▸ **YOUR GOAL**: Gather all lines from the material that contain "CBLT".

Rows from a dataset:
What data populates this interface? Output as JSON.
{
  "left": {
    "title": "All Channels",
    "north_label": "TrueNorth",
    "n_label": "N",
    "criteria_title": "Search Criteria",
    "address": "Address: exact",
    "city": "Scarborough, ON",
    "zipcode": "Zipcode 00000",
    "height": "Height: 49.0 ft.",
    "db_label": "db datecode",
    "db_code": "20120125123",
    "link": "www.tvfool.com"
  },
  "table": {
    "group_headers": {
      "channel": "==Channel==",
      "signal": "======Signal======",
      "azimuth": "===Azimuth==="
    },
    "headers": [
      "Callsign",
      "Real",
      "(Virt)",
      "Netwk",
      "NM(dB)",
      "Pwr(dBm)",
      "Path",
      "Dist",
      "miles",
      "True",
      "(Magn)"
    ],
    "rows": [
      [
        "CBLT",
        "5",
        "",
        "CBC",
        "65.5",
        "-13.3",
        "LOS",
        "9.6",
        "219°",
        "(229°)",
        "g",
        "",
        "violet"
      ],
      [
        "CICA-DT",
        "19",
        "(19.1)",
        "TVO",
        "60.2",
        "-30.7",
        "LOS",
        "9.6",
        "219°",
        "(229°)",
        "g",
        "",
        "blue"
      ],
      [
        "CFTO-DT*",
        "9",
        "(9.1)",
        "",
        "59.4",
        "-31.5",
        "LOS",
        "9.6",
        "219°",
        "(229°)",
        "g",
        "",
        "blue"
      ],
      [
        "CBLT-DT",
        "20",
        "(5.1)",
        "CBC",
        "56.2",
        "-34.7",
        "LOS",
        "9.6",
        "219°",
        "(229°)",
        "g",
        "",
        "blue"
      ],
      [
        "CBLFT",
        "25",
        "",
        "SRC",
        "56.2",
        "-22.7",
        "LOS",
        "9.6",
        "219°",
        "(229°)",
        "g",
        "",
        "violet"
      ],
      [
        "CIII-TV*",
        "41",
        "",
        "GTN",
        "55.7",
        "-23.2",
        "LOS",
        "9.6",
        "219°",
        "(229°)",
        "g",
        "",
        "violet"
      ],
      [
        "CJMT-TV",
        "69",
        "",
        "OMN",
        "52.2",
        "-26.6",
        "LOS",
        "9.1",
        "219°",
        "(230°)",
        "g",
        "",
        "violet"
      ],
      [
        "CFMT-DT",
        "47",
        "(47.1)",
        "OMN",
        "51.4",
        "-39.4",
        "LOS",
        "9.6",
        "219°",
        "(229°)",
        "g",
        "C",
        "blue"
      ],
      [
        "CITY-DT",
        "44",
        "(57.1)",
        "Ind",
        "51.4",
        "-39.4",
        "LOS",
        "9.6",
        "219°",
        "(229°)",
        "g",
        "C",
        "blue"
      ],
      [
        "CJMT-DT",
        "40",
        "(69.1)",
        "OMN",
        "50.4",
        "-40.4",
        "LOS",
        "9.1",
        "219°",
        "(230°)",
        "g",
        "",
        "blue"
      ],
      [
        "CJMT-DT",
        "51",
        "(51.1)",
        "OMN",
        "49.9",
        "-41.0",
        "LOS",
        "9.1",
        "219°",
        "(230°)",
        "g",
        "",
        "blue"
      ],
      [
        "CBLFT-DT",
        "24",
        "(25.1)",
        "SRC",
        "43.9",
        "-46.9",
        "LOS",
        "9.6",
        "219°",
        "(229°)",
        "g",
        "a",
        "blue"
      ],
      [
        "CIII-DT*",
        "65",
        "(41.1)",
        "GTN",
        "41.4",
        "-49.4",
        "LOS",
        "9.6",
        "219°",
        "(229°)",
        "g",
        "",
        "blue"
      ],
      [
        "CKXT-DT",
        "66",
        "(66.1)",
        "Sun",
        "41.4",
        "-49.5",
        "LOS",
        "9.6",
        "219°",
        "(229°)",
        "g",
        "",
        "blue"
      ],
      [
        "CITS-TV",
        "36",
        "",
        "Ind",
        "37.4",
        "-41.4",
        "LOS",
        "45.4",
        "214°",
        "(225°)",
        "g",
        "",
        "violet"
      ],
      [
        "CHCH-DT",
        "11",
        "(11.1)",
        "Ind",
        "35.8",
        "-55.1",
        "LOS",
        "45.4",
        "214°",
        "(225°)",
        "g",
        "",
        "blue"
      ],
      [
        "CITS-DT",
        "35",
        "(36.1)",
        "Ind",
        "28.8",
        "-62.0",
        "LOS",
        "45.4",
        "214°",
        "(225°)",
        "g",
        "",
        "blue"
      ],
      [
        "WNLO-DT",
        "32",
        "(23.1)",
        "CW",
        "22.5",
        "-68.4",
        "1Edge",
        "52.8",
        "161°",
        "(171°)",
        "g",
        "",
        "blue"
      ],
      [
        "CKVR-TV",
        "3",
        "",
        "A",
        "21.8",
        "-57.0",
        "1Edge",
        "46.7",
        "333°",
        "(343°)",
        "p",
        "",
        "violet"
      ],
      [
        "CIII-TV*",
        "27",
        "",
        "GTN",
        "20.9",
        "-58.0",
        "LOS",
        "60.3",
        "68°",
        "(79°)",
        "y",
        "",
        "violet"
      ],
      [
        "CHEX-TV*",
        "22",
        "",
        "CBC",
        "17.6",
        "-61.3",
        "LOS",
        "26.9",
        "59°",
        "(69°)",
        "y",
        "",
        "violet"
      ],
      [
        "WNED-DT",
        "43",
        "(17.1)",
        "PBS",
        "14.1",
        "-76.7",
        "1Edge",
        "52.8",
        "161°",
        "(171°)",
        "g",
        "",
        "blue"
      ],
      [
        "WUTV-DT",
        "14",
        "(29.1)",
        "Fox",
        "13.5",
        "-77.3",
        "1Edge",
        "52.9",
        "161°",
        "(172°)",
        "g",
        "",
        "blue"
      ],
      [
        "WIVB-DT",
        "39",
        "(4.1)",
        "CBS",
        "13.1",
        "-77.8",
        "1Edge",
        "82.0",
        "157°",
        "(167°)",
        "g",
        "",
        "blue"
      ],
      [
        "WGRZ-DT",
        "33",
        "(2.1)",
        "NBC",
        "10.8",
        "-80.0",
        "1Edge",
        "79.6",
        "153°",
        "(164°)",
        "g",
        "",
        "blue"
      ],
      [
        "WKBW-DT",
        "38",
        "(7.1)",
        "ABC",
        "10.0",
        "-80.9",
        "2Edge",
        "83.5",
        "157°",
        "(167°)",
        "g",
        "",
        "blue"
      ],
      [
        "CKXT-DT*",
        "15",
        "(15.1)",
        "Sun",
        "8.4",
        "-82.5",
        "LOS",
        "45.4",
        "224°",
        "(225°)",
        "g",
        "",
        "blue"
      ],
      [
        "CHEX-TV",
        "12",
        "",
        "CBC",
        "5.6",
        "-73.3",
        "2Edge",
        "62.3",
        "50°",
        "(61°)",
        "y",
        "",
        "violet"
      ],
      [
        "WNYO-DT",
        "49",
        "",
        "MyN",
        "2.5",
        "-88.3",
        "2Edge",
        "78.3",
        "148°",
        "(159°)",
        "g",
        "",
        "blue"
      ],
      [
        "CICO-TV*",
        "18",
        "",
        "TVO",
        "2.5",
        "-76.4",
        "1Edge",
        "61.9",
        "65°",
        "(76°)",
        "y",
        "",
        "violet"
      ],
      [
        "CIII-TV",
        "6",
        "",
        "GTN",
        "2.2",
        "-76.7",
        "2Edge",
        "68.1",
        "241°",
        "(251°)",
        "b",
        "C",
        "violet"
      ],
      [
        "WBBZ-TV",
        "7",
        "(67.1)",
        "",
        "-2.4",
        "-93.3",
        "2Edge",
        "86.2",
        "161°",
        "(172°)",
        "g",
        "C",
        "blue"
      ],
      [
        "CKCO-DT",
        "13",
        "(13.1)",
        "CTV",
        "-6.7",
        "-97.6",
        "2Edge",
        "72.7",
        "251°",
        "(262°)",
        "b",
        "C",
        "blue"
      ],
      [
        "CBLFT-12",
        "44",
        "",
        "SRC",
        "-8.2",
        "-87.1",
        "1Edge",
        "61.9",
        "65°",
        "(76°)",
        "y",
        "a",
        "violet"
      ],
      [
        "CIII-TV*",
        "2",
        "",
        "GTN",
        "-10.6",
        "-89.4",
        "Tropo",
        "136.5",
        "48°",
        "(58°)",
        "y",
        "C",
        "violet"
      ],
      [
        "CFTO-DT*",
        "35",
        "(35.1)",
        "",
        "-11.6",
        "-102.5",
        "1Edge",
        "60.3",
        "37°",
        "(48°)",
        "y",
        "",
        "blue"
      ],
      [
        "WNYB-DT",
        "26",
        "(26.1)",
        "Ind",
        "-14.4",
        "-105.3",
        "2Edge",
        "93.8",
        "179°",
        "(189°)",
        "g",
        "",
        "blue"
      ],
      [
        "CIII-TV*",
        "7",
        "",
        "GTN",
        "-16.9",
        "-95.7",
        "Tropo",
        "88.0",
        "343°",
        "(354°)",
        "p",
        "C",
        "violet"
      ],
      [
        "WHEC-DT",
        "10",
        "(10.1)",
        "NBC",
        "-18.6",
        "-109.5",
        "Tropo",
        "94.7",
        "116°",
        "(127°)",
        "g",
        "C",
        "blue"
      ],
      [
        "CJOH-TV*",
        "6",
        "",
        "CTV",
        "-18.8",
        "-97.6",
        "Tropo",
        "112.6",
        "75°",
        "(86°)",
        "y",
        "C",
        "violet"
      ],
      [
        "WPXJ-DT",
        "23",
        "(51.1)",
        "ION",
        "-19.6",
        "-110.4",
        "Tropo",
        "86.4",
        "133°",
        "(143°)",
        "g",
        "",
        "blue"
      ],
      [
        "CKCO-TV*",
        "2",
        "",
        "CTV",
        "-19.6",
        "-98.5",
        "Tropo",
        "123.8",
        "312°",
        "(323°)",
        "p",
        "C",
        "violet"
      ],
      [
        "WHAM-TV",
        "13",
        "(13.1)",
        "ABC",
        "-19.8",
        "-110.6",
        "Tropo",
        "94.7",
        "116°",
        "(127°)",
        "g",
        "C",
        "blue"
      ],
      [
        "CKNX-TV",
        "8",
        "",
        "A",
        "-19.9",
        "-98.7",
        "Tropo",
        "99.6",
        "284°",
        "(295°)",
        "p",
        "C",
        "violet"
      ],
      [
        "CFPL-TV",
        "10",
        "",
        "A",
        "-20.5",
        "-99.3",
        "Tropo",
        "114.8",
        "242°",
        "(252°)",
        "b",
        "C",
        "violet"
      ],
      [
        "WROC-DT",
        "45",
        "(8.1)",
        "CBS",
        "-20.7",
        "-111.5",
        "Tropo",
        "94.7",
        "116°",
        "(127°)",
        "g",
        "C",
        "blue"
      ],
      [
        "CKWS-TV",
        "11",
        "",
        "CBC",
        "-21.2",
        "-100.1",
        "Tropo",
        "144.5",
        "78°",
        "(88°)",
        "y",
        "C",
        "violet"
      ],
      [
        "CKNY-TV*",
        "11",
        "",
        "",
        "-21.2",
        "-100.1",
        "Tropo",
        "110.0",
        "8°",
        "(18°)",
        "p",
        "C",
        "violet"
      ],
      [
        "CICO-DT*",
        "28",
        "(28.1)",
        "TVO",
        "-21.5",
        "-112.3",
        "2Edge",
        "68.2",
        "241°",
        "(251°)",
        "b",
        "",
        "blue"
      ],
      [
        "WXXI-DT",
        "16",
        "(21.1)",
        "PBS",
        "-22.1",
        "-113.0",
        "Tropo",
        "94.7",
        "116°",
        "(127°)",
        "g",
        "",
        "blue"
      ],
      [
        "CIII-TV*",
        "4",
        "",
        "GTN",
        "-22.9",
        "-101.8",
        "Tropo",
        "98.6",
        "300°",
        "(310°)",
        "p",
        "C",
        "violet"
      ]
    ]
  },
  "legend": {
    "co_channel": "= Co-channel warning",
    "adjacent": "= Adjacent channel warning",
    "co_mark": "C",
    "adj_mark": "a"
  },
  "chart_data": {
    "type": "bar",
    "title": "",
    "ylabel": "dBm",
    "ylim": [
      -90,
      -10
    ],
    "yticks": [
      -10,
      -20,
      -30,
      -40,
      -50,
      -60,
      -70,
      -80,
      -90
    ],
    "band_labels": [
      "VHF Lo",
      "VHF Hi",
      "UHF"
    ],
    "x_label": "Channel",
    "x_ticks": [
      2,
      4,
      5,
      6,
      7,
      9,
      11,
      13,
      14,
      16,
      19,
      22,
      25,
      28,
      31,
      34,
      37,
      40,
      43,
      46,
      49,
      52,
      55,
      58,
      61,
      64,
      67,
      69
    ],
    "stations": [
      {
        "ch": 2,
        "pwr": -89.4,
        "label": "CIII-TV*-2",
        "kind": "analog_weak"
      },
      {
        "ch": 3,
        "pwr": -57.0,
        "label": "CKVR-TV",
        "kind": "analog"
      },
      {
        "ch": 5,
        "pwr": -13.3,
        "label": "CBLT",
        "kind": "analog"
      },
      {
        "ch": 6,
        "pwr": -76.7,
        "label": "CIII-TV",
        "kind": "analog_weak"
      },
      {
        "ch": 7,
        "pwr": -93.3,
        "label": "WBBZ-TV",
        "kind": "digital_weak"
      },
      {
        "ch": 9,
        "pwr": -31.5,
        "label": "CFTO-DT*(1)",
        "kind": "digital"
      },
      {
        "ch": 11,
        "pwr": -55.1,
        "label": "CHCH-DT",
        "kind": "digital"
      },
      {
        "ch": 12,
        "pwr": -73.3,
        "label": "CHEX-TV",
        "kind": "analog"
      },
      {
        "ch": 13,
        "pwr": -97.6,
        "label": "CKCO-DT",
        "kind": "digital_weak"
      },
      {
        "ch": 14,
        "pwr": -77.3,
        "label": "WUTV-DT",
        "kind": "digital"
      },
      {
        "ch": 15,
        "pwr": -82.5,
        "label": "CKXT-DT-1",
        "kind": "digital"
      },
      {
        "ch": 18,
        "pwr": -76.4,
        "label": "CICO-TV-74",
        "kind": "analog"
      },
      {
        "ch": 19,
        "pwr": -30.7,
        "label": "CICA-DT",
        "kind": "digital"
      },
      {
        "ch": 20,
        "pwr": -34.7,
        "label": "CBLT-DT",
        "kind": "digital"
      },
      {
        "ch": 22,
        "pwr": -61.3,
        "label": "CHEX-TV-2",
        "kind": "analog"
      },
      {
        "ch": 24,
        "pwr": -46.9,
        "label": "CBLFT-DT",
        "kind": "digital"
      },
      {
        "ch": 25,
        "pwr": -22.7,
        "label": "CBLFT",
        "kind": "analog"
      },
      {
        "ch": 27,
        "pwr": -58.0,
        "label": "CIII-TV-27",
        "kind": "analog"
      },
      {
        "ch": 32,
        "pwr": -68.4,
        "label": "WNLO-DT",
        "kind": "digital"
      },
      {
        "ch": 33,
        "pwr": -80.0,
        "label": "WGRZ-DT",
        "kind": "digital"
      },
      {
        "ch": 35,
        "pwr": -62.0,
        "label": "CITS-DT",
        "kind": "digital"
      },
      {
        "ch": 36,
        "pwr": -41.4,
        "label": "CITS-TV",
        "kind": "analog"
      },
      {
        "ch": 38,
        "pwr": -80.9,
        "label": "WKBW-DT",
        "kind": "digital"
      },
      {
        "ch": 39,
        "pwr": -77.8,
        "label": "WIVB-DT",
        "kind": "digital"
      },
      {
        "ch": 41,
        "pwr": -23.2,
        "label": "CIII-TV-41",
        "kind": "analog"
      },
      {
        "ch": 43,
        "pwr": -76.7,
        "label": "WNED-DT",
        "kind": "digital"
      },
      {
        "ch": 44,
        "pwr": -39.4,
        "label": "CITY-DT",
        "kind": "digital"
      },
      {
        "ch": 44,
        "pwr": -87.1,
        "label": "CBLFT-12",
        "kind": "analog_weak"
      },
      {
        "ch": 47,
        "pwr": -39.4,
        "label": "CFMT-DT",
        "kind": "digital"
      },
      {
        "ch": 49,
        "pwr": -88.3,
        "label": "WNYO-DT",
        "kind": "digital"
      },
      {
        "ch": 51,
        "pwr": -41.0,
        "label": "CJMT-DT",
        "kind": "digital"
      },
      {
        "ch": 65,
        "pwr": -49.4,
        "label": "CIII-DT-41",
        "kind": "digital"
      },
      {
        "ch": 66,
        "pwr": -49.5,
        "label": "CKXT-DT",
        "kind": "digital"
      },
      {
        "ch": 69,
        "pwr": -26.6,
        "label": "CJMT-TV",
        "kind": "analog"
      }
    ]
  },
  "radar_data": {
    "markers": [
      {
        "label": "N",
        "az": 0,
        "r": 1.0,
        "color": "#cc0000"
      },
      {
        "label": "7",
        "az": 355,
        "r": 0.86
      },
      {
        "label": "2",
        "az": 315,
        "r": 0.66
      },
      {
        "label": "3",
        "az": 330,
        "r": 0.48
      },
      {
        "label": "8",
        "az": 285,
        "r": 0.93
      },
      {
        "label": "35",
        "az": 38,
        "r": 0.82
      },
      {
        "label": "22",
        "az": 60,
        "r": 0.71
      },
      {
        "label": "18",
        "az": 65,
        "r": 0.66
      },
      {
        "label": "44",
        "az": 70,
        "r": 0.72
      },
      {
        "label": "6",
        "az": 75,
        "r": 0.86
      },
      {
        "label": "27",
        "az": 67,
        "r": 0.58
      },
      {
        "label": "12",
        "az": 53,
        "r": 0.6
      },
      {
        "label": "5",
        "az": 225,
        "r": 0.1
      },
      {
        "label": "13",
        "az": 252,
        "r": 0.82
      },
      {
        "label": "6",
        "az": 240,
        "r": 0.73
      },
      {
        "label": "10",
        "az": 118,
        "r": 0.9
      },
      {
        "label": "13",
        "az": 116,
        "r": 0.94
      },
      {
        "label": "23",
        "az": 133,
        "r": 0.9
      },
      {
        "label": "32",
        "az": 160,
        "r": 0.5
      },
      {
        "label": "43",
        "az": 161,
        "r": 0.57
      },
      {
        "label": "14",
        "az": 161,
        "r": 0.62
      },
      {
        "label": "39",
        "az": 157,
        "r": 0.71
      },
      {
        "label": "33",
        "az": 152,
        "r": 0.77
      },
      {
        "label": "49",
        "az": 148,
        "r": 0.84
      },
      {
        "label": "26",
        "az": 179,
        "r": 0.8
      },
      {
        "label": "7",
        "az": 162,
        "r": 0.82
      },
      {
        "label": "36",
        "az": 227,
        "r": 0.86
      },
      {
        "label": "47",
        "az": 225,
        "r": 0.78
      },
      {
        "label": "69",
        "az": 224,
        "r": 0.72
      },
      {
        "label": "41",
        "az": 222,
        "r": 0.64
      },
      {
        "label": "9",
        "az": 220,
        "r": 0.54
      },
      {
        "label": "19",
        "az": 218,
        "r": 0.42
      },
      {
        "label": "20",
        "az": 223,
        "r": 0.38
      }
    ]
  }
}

▸ **WRITTEN RESPONSE**:
        "CBLT",
        "CBLT-DT",
        "label": "CBLT",
        "label": "CBLT-DT",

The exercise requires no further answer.